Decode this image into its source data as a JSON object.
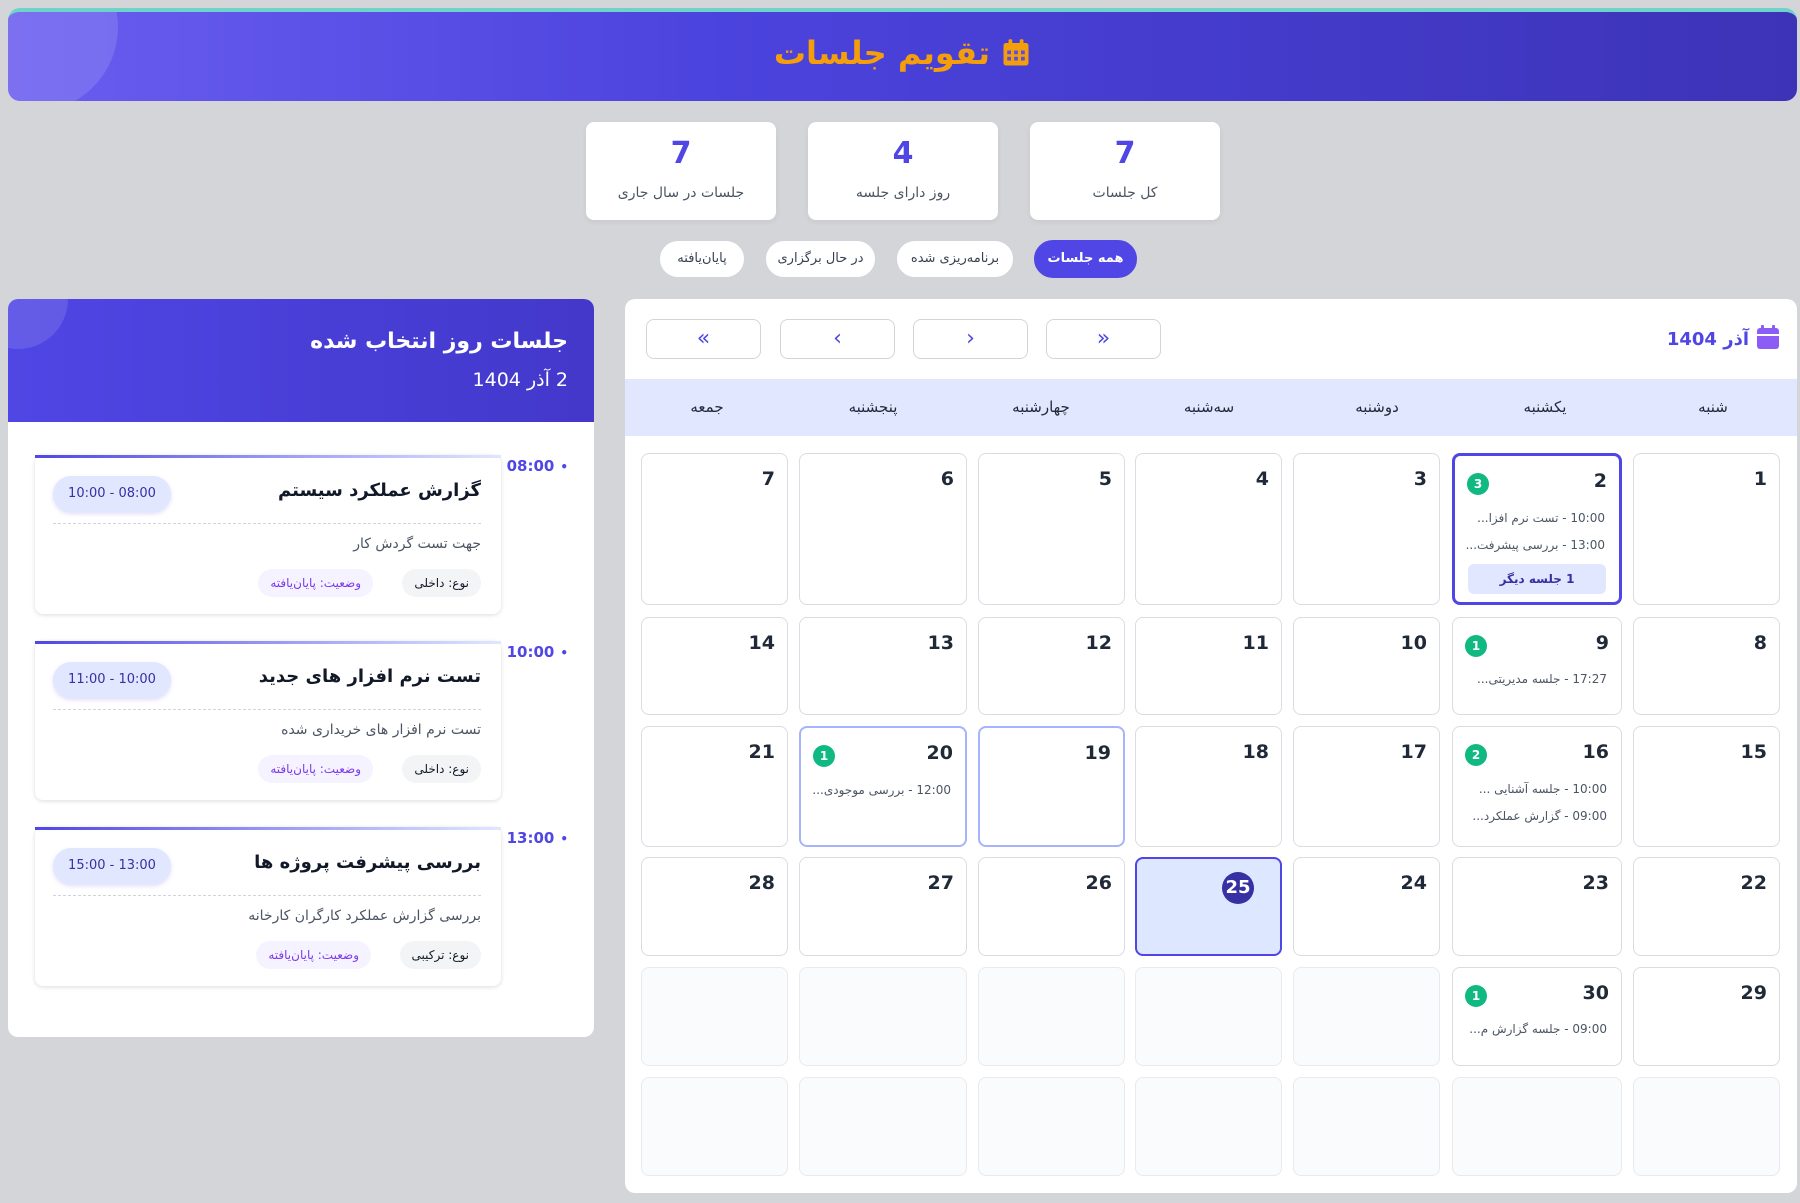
{
  "header": {
    "title": "تقویم جلسات",
    "icon": "calendar-icon",
    "accent": "#f59e0b"
  },
  "stats": [
    {
      "value": "7",
      "label": "کل جلسات"
    },
    {
      "value": "4",
      "label": "روز دارای جلسه"
    },
    {
      "value": "7",
      "label": "جلسات در سال جاری"
    }
  ],
  "filters": [
    {
      "label": "همه جلسات",
      "active": true
    },
    {
      "label": "برنامه‌ریزی شده",
      "active": false
    },
    {
      "label": "در حال برگزاری",
      "active": false
    },
    {
      "label": "پایان‌یافته",
      "active": false
    }
  ],
  "calendar": {
    "month_label": "آذر 1404",
    "nav": {
      "prev_year": "«",
      "prev_month": "‹",
      "next_month": "›",
      "next_year": "»"
    },
    "weekdays": [
      "شنبه",
      "یکشنبه",
      "دوشنبه",
      "سه‌شنبه",
      "چهارشنبه",
      "پنجشنبه",
      "جمعه"
    ],
    "days": {
      "d1": "1",
      "d2": "2",
      "d3": "3",
      "d4": "4",
      "d5": "5",
      "d6": "6",
      "d7": "7",
      "d8": "8",
      "d9": "9",
      "d10": "10",
      "d11": "11",
      "d12": "12",
      "d13": "13",
      "d14": "14",
      "d15": "15",
      "d16": "16",
      "d17": "17",
      "d18": "18",
      "d19": "19",
      "d20": "20",
      "d21": "21",
      "d22": "22",
      "d23": "23",
      "d24": "24",
      "d25": "25",
      "d26": "26",
      "d27": "27",
      "d28": "28",
      "d29": "29",
      "d30": "30"
    },
    "events": {
      "d2": {
        "count": "3",
        "lines": [
          "10:00 - تست نرم افزا...",
          "13:00 - بررسی پیشرفت..."
        ],
        "more": "1 جلسه دیگر"
      },
      "d9": {
        "count": "1",
        "lines": [
          "17:27 - جلسه مدیریتی..."
        ]
      },
      "d16": {
        "count": "2",
        "lines": [
          "10:00 - جلسه آشنایی ...",
          "09:00 - گزارش عملکرد..."
        ]
      },
      "d20": {
        "count": "1",
        "lines": [
          "12:00 - بررسی موجودی..."
        ]
      },
      "d30": {
        "count": "1",
        "lines": [
          "09:00 - جلسه گزارش م..."
        ]
      }
    },
    "today": "25",
    "selected": "2"
  },
  "sidebar": {
    "title": "جلسات روز انتخاب شده",
    "date": "2 آذر 1404",
    "meetings": [
      {
        "time": "08:00",
        "title": "گزارش عملکرد سیستم",
        "range": "10:00 - 08:00",
        "desc": "جهت تست گردش کار",
        "type": "نوع: داخلی",
        "status": "وضعیت: پایان‌یافته"
      },
      {
        "time": "10:00",
        "title": "تست نرم افزار های جدید",
        "range": "11:00 - 10:00",
        "desc": "تست نرم افزار های خریداری شده",
        "type": "نوع: داخلی",
        "status": "وضعیت: پایان‌یافته"
      },
      {
        "time": "13:00",
        "title": "بررسی پیشرفت پروژه ها",
        "range": "15:00 - 13:00",
        "desc": "بررسی گزارش عملکرد کارگران کارخانه",
        "type": "نوع: ترکیبی",
        "status": "وضعیت: پایان‌یافته"
      }
    ]
  }
}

AIM OF THE EXERCISE = Leave the pictures out and reproduce each record exactly as written.

OUTPUT OF THE EXERCISE =
Decode this image into its source data as a JSON object.
{
  "header": {
    "title": "تقویم جلسات",
    "icon": "calendar-icon",
    "accent": "#f59e0b"
  },
  "stats": [
    {
      "value": "7",
      "label": "کل جلسات"
    },
    {
      "value": "4",
      "label": "روز دارای جلسه"
    },
    {
      "value": "7",
      "label": "جلسات در سال جاری"
    }
  ],
  "filters": [
    {
      "label": "همه جلسات",
      "active": true
    },
    {
      "label": "برنامه‌ریزی شده",
      "active": false
    },
    {
      "label": "در حال برگزاری",
      "active": false
    },
    {
      "label": "پایان‌یافته",
      "active": false
    }
  ],
  "calendar": {
    "month_label": "آذر 1404",
    "nav": {
      "prev_year": "«",
      "prev_month": "‹",
      "next_month": "›",
      "next_year": "»"
    },
    "weekdays": [
      "شنبه",
      "یکشنبه",
      "دوشنبه",
      "سه‌شنبه",
      "چهارشنبه",
      "پنجشنبه",
      "جمعه"
    ],
    "days": {
      "d1": "1",
      "d2": "2",
      "d3": "3",
      "d4": "4",
      "d5": "5",
      "d6": "6",
      "d7": "7",
      "d8": "8",
      "d9": "9",
      "d10": "10",
      "d11": "11",
      "d12": "12",
      "d13": "13",
      "d14": "14",
      "d15": "15",
      "d16": "16",
      "d17": "17",
      "d18": "18",
      "d19": "19",
      "d20": "20",
      "d21": "21",
      "d22": "22",
      "d23": "23",
      "d24": "24",
      "d25": "25",
      "d26": "26",
      "d27": "27",
      "d28": "28",
      "d29": "29",
      "d30": "30"
    },
    "events": {
      "d2": {
        "count": "3",
        "lines": [
          "10:00 - تست نرم افزا...",
          "13:00 - بررسی پیشرفت..."
        ],
        "more": "1 جلسه دیگر"
      },
      "d9": {
        "count": "1",
        "lines": [
          "17:27 - جلسه مدیریتی..."
        ]
      },
      "d16": {
        "count": "2",
        "lines": [
          "10:00 - جلسه آشنایی ...",
          "09:00 - گزارش عملکرد..."
        ]
      },
      "d20": {
        "count": "1",
        "lines": [
          "12:00 - بررسی موجودی..."
        ]
      },
      "d30": {
        "count": "1",
        "lines": [
          "09:00 - جلسه گزارش م..."
        ]
      }
    },
    "today": "25",
    "selected": "2"
  },
  "sidebar": {
    "title": "جلسات روز انتخاب شده",
    "date": "2 آذر 1404",
    "meetings": [
      {
        "time": "08:00",
        "title": "گزارش عملکرد سیستم",
        "range": "10:00 - 08:00",
        "desc": "جهت تست گردش کار",
        "type": "نوع: داخلی",
        "status": "وضعیت: پایان‌یافته"
      },
      {
        "time": "10:00",
        "title": "تست نرم افزار های جدید",
        "range": "11:00 - 10:00",
        "desc": "تست نرم افزار های خریداری شده",
        "type": "نوع: داخلی",
        "status": "وضعیت: پایان‌یافته"
      },
      {
        "time": "13:00",
        "title": "بررسی پیشرفت پروژه ها",
        "range": "15:00 - 13:00",
        "desc": "بررسی گزارش عملکرد کارگران کارخانه",
        "type": "نوع: ترکیبی",
        "status": "وضعیت: پایان‌یافته"
      }
    ]
  }
}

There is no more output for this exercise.